→ TASK: Read the records below and copy each line that contains "content".

→ RAW RECORDS:

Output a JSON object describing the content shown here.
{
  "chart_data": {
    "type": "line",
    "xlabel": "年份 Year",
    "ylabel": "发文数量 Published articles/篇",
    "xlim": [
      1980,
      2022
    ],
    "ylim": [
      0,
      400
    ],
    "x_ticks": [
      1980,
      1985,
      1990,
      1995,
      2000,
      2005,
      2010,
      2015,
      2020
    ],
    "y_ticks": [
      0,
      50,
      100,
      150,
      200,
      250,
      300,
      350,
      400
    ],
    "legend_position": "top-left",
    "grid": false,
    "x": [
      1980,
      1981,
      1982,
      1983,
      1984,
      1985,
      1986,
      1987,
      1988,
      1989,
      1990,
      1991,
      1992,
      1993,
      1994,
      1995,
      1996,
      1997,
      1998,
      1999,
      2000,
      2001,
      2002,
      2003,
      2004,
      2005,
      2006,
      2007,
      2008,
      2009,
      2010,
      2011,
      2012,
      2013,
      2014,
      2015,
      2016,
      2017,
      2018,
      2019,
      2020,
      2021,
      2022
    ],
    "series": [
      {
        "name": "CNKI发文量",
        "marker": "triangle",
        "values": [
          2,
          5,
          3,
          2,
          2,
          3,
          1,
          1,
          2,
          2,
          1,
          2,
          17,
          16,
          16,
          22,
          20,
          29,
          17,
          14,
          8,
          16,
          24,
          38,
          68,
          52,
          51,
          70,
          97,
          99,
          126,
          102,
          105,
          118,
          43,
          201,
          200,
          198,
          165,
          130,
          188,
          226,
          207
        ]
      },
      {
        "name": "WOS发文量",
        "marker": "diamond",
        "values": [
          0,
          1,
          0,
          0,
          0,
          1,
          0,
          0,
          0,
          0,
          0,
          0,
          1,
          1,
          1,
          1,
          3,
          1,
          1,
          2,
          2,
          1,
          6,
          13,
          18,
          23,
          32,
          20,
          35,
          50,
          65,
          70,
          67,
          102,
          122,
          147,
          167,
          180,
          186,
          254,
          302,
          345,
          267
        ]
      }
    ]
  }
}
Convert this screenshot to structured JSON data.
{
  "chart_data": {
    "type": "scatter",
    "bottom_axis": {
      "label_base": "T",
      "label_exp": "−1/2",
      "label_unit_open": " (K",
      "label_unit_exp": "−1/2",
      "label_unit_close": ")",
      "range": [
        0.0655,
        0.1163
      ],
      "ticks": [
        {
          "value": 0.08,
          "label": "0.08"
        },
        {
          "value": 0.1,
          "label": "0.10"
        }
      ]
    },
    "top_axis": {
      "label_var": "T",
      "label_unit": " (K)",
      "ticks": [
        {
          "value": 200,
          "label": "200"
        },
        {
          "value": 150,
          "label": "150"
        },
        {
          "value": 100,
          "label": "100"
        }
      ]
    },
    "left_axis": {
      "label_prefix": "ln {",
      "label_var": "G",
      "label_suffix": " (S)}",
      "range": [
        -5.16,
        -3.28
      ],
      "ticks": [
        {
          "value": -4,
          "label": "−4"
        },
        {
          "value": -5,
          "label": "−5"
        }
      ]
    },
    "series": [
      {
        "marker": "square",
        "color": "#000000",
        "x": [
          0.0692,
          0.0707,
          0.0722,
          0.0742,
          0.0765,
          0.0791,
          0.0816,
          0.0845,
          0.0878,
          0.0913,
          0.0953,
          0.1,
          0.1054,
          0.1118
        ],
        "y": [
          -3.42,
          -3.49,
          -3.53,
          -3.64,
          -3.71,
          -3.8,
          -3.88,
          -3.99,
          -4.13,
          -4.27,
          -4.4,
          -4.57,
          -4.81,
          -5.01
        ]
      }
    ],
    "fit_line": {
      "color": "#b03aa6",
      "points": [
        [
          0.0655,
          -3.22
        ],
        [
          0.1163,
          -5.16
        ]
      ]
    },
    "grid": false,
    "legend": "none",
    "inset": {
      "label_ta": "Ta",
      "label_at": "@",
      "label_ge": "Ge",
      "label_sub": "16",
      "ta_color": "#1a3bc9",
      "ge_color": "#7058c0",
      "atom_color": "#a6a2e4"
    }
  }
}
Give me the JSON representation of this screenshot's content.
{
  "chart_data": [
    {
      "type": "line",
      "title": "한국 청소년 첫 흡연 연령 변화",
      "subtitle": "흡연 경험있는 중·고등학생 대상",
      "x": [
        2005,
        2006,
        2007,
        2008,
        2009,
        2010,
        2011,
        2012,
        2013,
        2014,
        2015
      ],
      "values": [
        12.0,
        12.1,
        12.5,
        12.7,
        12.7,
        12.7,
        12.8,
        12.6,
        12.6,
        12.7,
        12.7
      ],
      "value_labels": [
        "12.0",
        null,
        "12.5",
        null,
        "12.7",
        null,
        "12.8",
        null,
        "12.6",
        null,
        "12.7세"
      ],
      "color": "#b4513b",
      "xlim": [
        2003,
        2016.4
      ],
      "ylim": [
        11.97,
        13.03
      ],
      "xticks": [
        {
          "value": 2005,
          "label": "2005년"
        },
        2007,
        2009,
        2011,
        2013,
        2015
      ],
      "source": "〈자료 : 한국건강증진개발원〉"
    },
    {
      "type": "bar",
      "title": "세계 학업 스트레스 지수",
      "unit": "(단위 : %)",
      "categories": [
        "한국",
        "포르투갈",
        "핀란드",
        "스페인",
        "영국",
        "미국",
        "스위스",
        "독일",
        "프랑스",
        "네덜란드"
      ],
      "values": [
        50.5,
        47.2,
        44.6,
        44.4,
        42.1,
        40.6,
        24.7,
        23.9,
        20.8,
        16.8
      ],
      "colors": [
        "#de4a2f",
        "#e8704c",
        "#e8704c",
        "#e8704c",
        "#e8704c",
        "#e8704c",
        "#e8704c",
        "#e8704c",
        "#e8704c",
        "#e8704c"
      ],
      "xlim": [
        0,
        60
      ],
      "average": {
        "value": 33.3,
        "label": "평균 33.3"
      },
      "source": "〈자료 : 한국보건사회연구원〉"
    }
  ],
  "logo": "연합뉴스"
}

→ FINAL RESULT:
Output a JSON object describing the content shown here.
Give me the JSON representation of this screenshot's content.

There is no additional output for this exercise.